» **Directions for this task**:
In the entries that follow, find the word "Reaction" and report each line it is on.

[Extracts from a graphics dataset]
-*-
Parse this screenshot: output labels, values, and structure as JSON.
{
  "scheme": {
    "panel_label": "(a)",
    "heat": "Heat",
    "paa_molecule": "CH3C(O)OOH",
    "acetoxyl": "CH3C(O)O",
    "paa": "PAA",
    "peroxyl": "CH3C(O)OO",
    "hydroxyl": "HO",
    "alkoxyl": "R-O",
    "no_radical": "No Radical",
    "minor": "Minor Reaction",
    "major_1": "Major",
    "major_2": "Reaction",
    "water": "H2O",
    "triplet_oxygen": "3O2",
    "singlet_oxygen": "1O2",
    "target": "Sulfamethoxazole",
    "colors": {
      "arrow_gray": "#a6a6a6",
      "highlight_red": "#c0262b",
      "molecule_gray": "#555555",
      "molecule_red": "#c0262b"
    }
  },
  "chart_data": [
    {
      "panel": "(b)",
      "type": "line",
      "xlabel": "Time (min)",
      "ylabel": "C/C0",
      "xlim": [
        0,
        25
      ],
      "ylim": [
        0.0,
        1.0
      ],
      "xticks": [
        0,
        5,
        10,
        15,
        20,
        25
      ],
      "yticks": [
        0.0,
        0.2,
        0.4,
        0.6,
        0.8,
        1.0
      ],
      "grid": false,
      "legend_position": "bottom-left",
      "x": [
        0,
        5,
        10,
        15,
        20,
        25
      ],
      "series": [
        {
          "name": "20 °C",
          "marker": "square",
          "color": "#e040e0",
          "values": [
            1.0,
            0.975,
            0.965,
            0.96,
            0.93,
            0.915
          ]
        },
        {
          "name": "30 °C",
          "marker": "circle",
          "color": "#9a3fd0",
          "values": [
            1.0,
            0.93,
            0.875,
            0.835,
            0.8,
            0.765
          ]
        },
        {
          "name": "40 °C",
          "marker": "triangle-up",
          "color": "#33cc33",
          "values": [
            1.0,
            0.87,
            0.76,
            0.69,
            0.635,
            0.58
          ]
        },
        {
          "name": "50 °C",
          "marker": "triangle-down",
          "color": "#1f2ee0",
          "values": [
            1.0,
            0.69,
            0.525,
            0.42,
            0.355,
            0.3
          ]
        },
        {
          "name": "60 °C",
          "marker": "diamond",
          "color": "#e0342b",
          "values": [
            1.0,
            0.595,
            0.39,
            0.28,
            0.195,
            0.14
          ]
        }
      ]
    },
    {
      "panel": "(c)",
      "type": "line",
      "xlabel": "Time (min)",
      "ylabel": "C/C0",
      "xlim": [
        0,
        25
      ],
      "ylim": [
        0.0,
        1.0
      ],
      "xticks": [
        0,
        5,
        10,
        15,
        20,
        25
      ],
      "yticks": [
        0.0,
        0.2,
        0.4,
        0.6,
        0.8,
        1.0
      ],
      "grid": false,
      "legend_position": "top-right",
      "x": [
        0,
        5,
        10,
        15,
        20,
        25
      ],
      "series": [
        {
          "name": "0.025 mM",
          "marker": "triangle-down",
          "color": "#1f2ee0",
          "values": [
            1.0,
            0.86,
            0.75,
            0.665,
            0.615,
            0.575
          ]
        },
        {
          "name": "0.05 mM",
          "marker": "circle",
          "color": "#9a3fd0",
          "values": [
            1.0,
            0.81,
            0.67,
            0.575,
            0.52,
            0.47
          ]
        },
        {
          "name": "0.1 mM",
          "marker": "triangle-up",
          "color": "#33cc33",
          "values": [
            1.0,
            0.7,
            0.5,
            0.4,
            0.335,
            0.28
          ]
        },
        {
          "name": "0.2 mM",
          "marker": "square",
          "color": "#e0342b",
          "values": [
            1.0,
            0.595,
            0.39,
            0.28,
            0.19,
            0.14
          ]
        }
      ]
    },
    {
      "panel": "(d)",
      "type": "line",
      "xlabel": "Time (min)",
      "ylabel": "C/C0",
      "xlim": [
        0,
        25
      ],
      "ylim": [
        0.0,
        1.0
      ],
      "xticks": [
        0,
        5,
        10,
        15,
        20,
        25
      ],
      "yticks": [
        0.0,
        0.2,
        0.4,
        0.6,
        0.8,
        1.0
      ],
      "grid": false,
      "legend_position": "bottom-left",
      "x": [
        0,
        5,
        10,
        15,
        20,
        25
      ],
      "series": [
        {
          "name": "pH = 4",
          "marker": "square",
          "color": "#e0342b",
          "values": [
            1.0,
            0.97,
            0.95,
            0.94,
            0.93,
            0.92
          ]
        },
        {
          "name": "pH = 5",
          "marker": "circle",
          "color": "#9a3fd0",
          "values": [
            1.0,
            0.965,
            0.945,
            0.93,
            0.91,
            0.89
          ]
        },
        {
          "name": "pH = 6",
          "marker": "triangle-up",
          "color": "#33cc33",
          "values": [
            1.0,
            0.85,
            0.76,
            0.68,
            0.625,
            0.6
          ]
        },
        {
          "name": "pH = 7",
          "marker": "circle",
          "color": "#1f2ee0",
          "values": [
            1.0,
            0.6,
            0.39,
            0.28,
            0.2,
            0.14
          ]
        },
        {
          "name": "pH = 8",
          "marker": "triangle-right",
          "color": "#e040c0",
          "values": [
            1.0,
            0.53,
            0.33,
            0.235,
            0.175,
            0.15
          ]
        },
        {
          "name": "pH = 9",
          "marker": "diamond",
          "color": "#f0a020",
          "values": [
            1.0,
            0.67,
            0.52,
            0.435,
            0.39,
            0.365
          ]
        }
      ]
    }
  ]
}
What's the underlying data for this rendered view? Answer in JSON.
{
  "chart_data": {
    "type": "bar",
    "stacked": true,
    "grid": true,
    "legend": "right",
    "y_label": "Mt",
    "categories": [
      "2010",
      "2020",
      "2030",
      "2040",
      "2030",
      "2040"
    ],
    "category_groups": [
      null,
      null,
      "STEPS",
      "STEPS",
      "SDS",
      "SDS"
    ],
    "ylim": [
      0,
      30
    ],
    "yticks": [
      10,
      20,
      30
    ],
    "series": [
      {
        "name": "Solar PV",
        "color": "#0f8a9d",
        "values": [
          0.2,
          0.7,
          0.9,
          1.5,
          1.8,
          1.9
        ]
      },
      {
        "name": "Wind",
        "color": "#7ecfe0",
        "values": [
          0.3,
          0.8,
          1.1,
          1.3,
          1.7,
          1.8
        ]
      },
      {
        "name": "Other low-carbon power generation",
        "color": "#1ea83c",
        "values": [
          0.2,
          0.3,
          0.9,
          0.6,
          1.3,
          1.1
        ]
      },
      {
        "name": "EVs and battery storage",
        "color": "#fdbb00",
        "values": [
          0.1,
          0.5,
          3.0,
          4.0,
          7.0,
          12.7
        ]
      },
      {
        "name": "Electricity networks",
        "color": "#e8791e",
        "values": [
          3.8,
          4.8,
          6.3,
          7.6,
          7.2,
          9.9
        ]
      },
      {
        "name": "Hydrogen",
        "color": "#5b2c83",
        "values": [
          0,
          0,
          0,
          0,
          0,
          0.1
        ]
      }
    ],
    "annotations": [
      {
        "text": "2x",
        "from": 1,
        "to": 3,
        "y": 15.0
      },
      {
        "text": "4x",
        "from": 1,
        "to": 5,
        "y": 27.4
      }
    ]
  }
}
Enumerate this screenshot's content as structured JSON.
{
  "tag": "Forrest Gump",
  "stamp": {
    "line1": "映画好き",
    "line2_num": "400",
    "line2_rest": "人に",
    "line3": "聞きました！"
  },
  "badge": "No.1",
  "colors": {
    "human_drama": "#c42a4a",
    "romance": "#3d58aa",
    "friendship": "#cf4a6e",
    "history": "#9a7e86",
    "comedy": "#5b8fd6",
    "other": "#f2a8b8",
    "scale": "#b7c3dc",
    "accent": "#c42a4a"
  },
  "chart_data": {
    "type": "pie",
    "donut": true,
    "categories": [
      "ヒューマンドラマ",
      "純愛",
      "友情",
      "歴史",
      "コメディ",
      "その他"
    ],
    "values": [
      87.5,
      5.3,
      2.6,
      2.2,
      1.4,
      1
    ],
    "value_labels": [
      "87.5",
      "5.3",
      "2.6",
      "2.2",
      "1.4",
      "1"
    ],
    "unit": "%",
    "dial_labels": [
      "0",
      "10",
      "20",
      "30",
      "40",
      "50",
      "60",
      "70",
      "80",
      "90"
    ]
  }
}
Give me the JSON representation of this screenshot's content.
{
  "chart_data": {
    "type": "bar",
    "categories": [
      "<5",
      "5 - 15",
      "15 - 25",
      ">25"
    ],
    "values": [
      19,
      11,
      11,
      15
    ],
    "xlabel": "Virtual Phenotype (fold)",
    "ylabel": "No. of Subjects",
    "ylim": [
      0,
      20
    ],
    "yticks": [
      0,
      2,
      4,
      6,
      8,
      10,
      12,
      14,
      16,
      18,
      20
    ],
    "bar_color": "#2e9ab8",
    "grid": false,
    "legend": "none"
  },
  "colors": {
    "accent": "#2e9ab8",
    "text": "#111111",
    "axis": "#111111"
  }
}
-*-
» **Task response**:
    "minor": "Minor Reaction",
    "major_2": "Reaction",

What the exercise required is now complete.